(Collected data)
'''

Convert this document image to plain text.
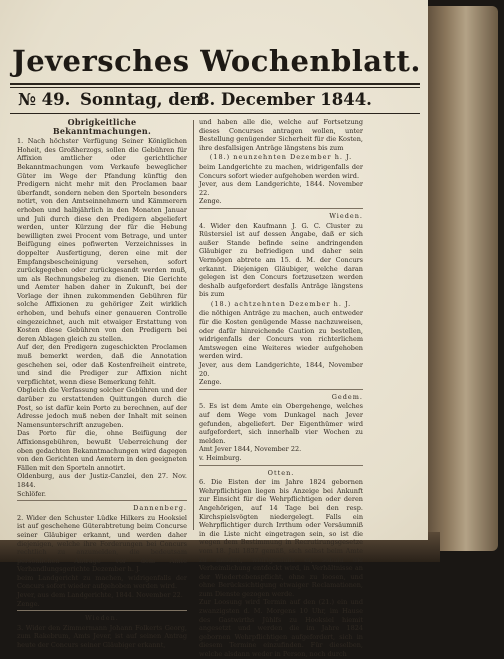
Jeversches Wochenblatt.
№ 49. Sonntag, den
8. December 1844.
Obrigkeitliche Bekanntmachungen.

1. Nach höchster Verfügung Seiner Königlichen Hoheit, des Großherzogs, sollen die Gebühren für Affixion amtlicher oder gerichtlicher Bekanntmachungen vom Verkaufe beweglicher Güter im Wege der Pfandung künftig den Predigern nicht mehr mit den Proclamen baar überfandt, sondern neben den Sporteln besonders notirt, von den Amtseinnehmern und Kämmerern erhoben und halbjährlich in den Monaten Januar und Juli durch diese den Predigern abgeliefert werden, unter Kürzung der für die Hebung bewilligten zwei Procent vom Betrage, und unter Beifügung eines pofiwerten Verzeichnisses in doppelter Ausfertigung, deren eine mit der Empfangsbescheinigung versehen, sofort zurückgegeben oder zurückgesandt werden muß, um als Rechnungsbeleg zu dienen. Die Gerichte und Aemter haben daher in Zukunft, bei der Vorlage der ihnen zukommenden Gebühren für solche Affixionen zu gehöriger Zeit wirklich erhoben, und behufs einer genaueren Controlle eingezeichnet, auch mit etwaiger Erstattung von Kosten diese Gebühren von den Predigern bei deren Ablagen gleich zu stellen.

Auf der, den Predigern zugeschickten Proclamen muß bemerkt werden, daß die Annotation geschehen sei, oder daß Kostenfreiheit eintrete, und sind die Prediger zur Affixion nicht verpflichtet, wenn diese Bemerkung fehlt.

Obgleich die Verfassung solcher Gebühren und der darüber zu erstattenden Quittungen durch die Post, so ist dafür kein Porto zu berechnen, auf der Adresse jedoch muß neben der Inhalt mit seinen Namensunterschrift anzugeben.

Das Porto für die, ohne Beifügung der Affixionsgebühren, bewußt Ueberreichung der oben gedachten Bekanntmachungen wird dagegen von den Gerichten und Aemtern in den geeigneten Fällen mit den Sporteln annotirt.

Oldenburg, aus der Justiz-Canzlei, den 27. Nov. 1844.

Schlöfer.

Dannenberg.

2. Wider den Schuster Lüdke Hilkers zu Hooksiel ist auf geschehene Güterabtretung beim Concurse seiner Gläubiger erkannt, und werden daher diejenigen, welche ihre Forderungen bei Concurs rechtlich zu anzumelden, die bedeutsam persönlichen Antrage vor dem Amte Verhandlungsgerichte Dezember h. J.

beim Landgericht zu machen, widrigenfalls der Concurs sofort wieder aufgehoben werden wird.

Jever, aus dem Landgerichte, 1844. November 22.

Zenge.

Wieden.

3. Wider den Zimmermann Johann Folkerts Georg, zum Rakebrum, Amts Jever, ist auf seinen Antrag heute der Concurs seiner Gläubiger erkannt,

und haben alle die, welche auf Fortsetzung dieses Concurses antragen wollen, unter Bestellung genügender Sicherheit für die Kosten, ihre desfallsigen Anträge längstens bis zum

(18.) neunzehnten Dezember h. J.

beim Landgerichte zu machen, widrigenfalls der Concurs sofort wieder aufgehoben werden wird.

Jever, aus dem Landgerichte, 1844. November 22.

Zenge.

Wieden.

4. Wider den Kaufmann J. G. C. Cluster zu Rüstersiel ist auf dessen Angabe, daß er sich außer Stande befinde seine andringenden Gläubiger zu befriedigen und daher sein Vermögen abtrete am 15. d. M. der Concurs erkannt. Diejenigen Gläubiger, welche daran gelegen ist den Concurs fortzusetzen werden deshalb aufgefordert desfalls Anträge längstens bis zum

(18.) achtzehnten Dezember h. J.

die nöthigen Anträge zu machen, auch entweder für die Kosten genügende Masse nachzuweisen, oder dafür hinreichende Caution zu bestellen, widrigenfalls der Concurs von richterlichem Amtswegen eine Weiteres wieder aufgehoben werden wird.

Jever, aus dem Landgerichte, 1844, November 20.

Zenge.

Gedem.

5. Es ist dem Amte ein Obergehenge, welches auf dem Wege vom Dunkagel nach Jever gefunden, abgeliefert. Der Eigenthümer wird aufgefordert, sich innerhalb vier Wochen zu melden.

Amt Jever 1844, November 22.

v. Heimburg.

Otten.

6. Die Eisten der im Jahre 1824 gebornen Wehrpflichtigen liegen bis Anzeige bei Ankunft zur Einsicht für die Wehrpflichtigen oder deren Angehörigen, auf 14 Tage bei den resp. Kirchspielsvögten niedergelegt. Falls ein Wehrpflichtiger durch Irrthum oder Versäumniß in die Liste nicht eingetragen sein, so ist die wegen dem Bestimmung in Recrutirungsgesetze vom 18. Juli 1837 gemäß, sich selbst beim Amte zu melden, widrigenfalls er, sobald die Verheimlichung entdeckt wird, in Verhältnisse an der Wiedertebenspflicht, ohne zu loosen, und ohne Berücksichtigung etwaiger Reclamationen, zum Dienste gezogen werde.

Zur Loosung wird Termin auf den (21.) ein und zwanzigsten d. M. Morgens 10 Uhr, im Hause des Gastwirths Jühlfs zu Hooksiel hiemit angesetzt und werden die im Jahre 1824 gebornen Wehrpflichtigen aufgefordert, sich in diesem Termine einzufinden. Für dieselben, welche alsdann weder in Person, noch durch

'''

The problem: Reproduce the records, all of them, word for word; omit the pictures.

Worked answer:
Convert this document image to plain text.
Jeversches Wochenblatt.
№ 49. Sonntag, den
8. December 1844.
Obrigkeitliche Bekanntmachungen.

1. Nach höchster Verfügung Seiner Königlichen Hoheit, des Großherzogs, sollen die Gebühren für Affixion amtlicher oder gerichtlicher Bekanntmachungen vom Verkaufe beweglicher Güter im Wege der Pfandung künftig den Predigern nicht mehr mit den Proclamen baar überfandt, sondern neben den Sporteln besonders notirt, von den Amtseinnehmern und Kämmerern erhoben und halbjährlich in den Monaten Januar und Juli durch diese den Predigern abgeliefert werden, unter Kürzung der für die Hebung bewilligten zwei Procent vom Betrage, und unter Beifügung eines pofiwerten Verzeichnisses in doppelter Ausfertigung, deren eine mit der Empfangsbescheinigung versehen, sofort zurückgegeben oder zurückgesandt werden muß, um als Rechnungsbeleg zu dienen. Die Gerichte und Aemter haben daher in Zukunft, bei der Vorlage der ihnen zukommenden Gebühren für solche Affixionen zu gehöriger Zeit wirklich erhoben, und behufs einer genaueren Controlle eingezeichnet, auch mit etwaiger Erstattung von Kosten diese Gebühren von den Predigern bei deren Ablagen gleich zu stellen.

Auf der, den Predigern zugeschickten Proclamen muß bemerkt werden, daß die Annotation geschehen sei, oder daß Kostenfreiheit eintrete, und sind die Prediger zur Affixion nicht verpflichtet, wenn diese Bemerkung fehlt.

Obgleich die Verfassung solcher Gebühren und der darüber zu erstattenden Quittungen durch die Post, so ist dafür kein Porto zu berechnen, auf der Adresse jedoch muß neben der Inhalt mit seinen Namensunterschrift anzugeben.

Das Porto für die, ohne Beifügung der Affixionsgebühren, bewußt Ueberreichung der oben gedachten Bekanntmachungen wird dagegen von den Gerichten und Aemtern in den geeigneten Fällen mit den Sporteln annotirt.

Oldenburg, aus der Justiz-Canzlei, den 27. Nov. 1844.

Schlöfer.

Dannenberg.

2. Wider den Schuster Lüdke Hilkers zu Hooksiel ist auf geschehene Güterabtretung beim Concurse seiner Gläubiger erkannt, und werden daher diejenigen, welche ihre Forderungen bei Concurs rechtlich zu anzumelden, die bedeutsam persönlichen Antrage vor dem Amte Verhandlungsgerichte Dezember h. J.

beim Landgericht zu machen, widrigenfalls der Concurs sofort wieder aufgehoben werden wird.

Jever, aus dem Landgerichte, 1844. November 22.

Zenge.

Wieden.

3. Wider den Zimmermann Johann Folkerts Georg, zum Rakebrum, Amts Jever, ist auf seinen Antrag heute der Concurs seiner Gläubiger erkannt,

und haben alle die, welche auf Fortsetzung dieses Concurses antragen wollen, unter Bestellung genügender Sicherheit für die Kosten, ihre desfallsigen Anträge längstens bis zum

(18.) neunzehnten Dezember h. J.

beim Landgerichte zu machen, widrigenfalls der Concurs sofort wieder aufgehoben werden wird.

Jever, aus dem Landgerichte, 1844. November 22.

Zenge.

Wieden.

4. Wider den Kaufmann J. G. C. Cluster zu Rüstersiel ist auf dessen Angabe, daß er sich außer Stande befinde seine andringenden Gläubiger zu befriedigen und daher sein Vermögen abtrete am 15. d. M. der Concurs erkannt. Diejenigen Gläubiger, welche daran gelegen ist den Concurs fortzusetzen werden deshalb aufgefordert desfalls Anträge längstens bis zum

(18.) achtzehnten Dezember h. J.

die nöthigen Anträge zu machen, auch entweder für die Kosten genügende Masse nachzuweisen, oder dafür hinreichende Caution zu bestellen, widrigenfalls der Concurs von richterlichem Amtswegen eine Weiteres wieder aufgehoben werden wird.

Jever, aus dem Landgerichte, 1844, November 20.

Zenge.

Gedem.

5. Es ist dem Amte ein Obergehenge, welches auf dem Wege vom Dunkagel nach Jever gefunden, abgeliefert. Der Eigenthümer wird aufgefordert, sich innerhalb vier Wochen zu melden.

Amt Jever 1844, November 22.

v. Heimburg.

Otten.

6. Die Eisten der im Jahre 1824 gebornen Wehrpflichtigen liegen bis Anzeige bei Ankunft zur Einsicht für die Wehrpflichtigen oder deren Angehörigen, auf 14 Tage bei den resp. Kirchspielsvögten niedergelegt. Falls ein Wehrpflichtiger durch Irrthum oder Versäumniß in die Liste nicht eingetragen sein, so ist die wegen dem Bestimmung in Recrutirungsgesetze vom 18. Juli 1837 gemäß, sich selbst beim Amte zu melden, widrigenfalls er, sobald die Verheimlichung entdeckt wird, in Verhältnisse an der Wiedertebenspflicht, ohne zu loosen, und ohne Berücksichtigung etwaiger Reclamationen, zum Dienste gezogen werde.

Zur Loosung wird Termin auf den (21.) ein und zwanzigsten d. M. Morgens 10 Uhr, im Hause des Gastwirths Jühlfs zu Hooksiel hiemit angesetzt und werden die im Jahre 1824 gebornen Wehrpflichtigen aufgefordert, sich in diesem Termine einzufinden. Für dieselben, welche alsdann weder in Person, noch durch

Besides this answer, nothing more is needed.